▸ WHAT TO DO
Write out each line that follows exactly as it stands, without the pictures.

* * * * * * * * *

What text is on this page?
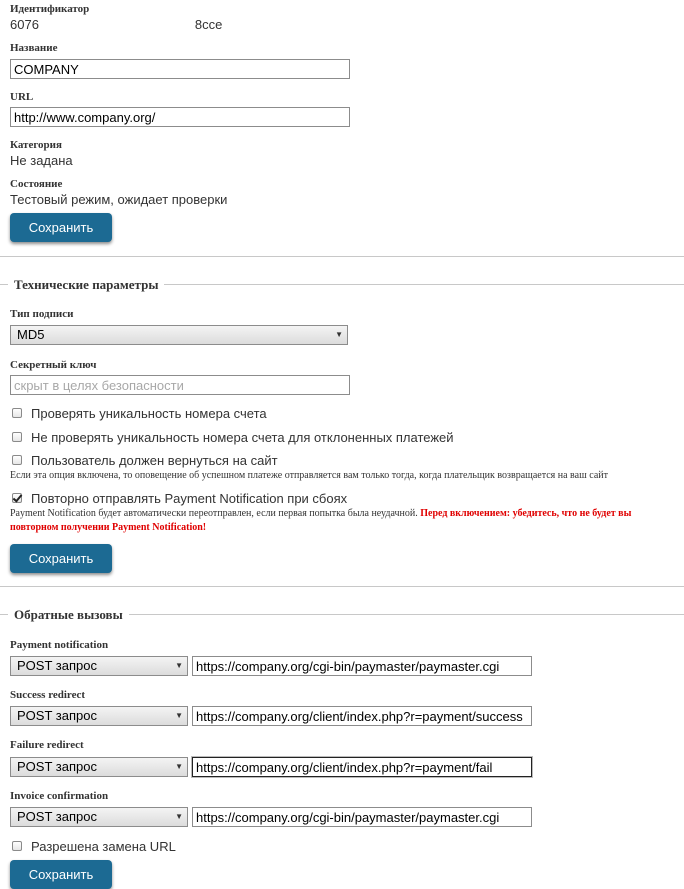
Идентификатор
6076	8cce
Название
COMPANY
URL
http://www.company.org/
Категория
Не задана
Состояние
Тестовый режим, ожидает проверки
Сохранить
Технические параметры
Тип подписи
MD5	▼
Секретный ключ
скрыт в целях безопасности
Проверять уникальность номера счета
Не проверять уникальность номера счета для отклоненных платежей
Пользователь должен вернуться на сайт
Если эта опция включена, то оповещение об успешном платеже отправляется вам только тогда, когда плательщик возвращается на ваш сайт
Повторно отправлять Payment Notification при сбоях
Payment Notification будет автоматически переотправлен, если первая попытка была неудачной. Перед включением: убедитесь, что не будет вы
повторном получении Payment Notification!
Сохранить
Обратные вызовы
Payment notification
POST запрос	▼
https://company.org/cgi-bin/paymaster/paymaster.cgi
Success redirect
POST запрос	▼
https://company.org/client/index.php?r=payment/success
Failure redirect
POST запрос	▼
https://company.org/client/index.php?r=payment/fail
Invoice confirmation
POST запрос	▼
https://company.org/cgi-bin/paymaster/paymaster.cgi
Разрешена замена URL
Сохранить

* * * * * * * * *

▸ FINISHED TASK
What text is on this page?
Идентификатор
6076	8cce
Название
COMPANY
URL
http://www.company.org/
Категория
Не задана
Состояние
Тестовый режим, ожидает проверки
Сохранить
Технические параметры
Тип подписи
MD5	▼
Секретный ключ
скрыт в целях безопасности
Проверять уникальность номера счета
Не проверять уникальность номера счета для отклоненных платежей
Пользователь должен вернуться на сайт
Если эта опция включена, то оповещение об успешном платеже отправляется вам только тогда, когда плательщик возвращается на ваш сайт
Повторно отправлять Payment Notification при сбоях
Payment Notification будет автоматически переотправлен, если первая попытка была неудачной. Перед включением: убедитесь, что не будет вы
повторном получении Payment Notification!
Сохранить
Обратные вызовы
Payment notification
POST запрос	▼
https://company.org/cgi-bin/paymaster/paymaster.cgi
Success redirect
POST запрос	▼
https://company.org/client/index.php?r=payment/success
Failure redirect
POST запрос	▼
https://company.org/client/index.php?r=payment/fail
Invoice confirmation
POST запрос	▼
https://company.org/cgi-bin/paymaster/paymaster.cgi
Разрешена замена URL
Сохранить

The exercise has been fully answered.